Records for the task:

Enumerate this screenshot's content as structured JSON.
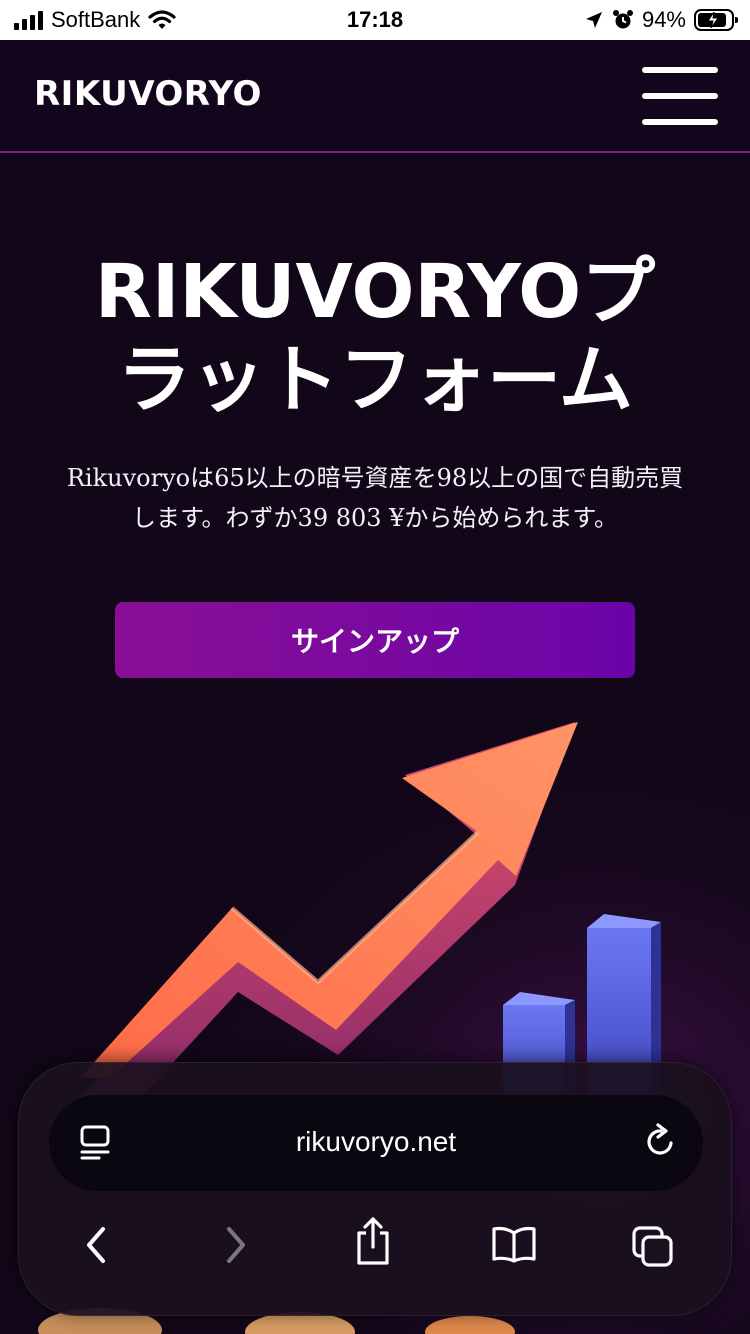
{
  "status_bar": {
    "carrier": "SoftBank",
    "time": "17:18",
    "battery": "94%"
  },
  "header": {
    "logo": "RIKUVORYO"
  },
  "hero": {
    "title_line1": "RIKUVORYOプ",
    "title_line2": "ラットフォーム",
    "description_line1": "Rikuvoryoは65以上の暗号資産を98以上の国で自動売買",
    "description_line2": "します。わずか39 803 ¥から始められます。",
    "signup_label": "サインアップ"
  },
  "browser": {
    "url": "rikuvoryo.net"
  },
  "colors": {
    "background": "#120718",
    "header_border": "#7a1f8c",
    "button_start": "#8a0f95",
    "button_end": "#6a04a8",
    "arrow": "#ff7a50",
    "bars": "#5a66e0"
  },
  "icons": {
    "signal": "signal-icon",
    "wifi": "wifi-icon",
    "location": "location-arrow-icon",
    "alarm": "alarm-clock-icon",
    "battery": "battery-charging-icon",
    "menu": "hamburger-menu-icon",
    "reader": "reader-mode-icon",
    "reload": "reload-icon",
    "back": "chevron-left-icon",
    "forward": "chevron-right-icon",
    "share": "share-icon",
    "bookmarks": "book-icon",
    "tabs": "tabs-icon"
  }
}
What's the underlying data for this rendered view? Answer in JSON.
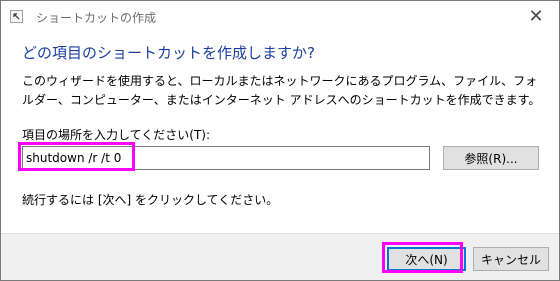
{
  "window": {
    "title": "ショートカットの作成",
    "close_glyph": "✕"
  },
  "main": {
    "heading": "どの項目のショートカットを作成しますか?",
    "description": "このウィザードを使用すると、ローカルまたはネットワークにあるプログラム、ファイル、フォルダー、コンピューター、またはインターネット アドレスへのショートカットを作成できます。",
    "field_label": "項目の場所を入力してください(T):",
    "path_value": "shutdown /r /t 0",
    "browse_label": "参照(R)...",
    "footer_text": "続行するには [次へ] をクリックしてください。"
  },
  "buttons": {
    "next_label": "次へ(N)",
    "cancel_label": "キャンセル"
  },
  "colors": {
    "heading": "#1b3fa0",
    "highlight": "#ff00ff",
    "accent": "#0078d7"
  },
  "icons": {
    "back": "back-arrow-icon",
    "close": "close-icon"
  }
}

Given exercise:
Reproduce the whole listing word for word, setting aside any pictures.

The reply:
Enumerate this screenshot's content as structured JSON.
{
  "status_bar": {
    "carrier": "SoftBank",
    "time": "17:18",
    "battery": "94%"
  },
  "header": {
    "logo": "RIKUVORYO"
  },
  "hero": {
    "title_line1": "RIKUVORYOプ",
    "title_line2": "ラットフォーム",
    "description_line1": "Rikuvoryoは65以上の暗号資産を98以上の国で自動売買",
    "description_line2": "します。わずか39 803 ¥から始められます。",
    "signup_label": "サインアップ"
  },
  "browser": {
    "url": "rikuvoryo.net"
  },
  "colors": {
    "background": "#120718",
    "header_border": "#7a1f8c",
    "button_start": "#8a0f95",
    "button_end": "#6a04a8",
    "arrow": "#ff7a50",
    "bars": "#5a66e0"
  },
  "icons": {
    "signal": "signal-icon",
    "wifi": "wifi-icon",
    "location": "location-arrow-icon",
    "alarm": "alarm-clock-icon",
    "battery": "battery-charging-icon",
    "menu": "hamburger-menu-icon",
    "reader": "reader-mode-icon",
    "reload": "reload-icon",
    "back": "chevron-left-icon",
    "forward": "chevron-right-icon",
    "share": "share-icon",
    "bookmarks": "book-icon",
    "tabs": "tabs-icon"
  }
}
What's the underlying data for this rendered view? Answer in JSON.
{
  "window": {
    "title": "ショートカットの作成",
    "close_glyph": "✕"
  },
  "main": {
    "heading": "どの項目のショートカットを作成しますか?",
    "description": "このウィザードを使用すると、ローカルまたはネットワークにあるプログラム、ファイル、フォルダー、コンピューター、またはインターネット アドレスへのショートカットを作成できます。",
    "field_label": "項目の場所を入力してください(T):",
    "path_value": "shutdown /r /t 0",
    "browse_label": "参照(R)...",
    "footer_text": "続行するには [次へ] をクリックしてください。"
  },
  "buttons": {
    "next_label": "次へ(N)",
    "cancel_label": "キャンセル"
  },
  "colors": {
    "heading": "#1b3fa0",
    "highlight": "#ff00ff",
    "accent": "#0078d7"
  },
  "icons": {
    "back": "back-arrow-icon",
    "close": "close-icon"
  }
}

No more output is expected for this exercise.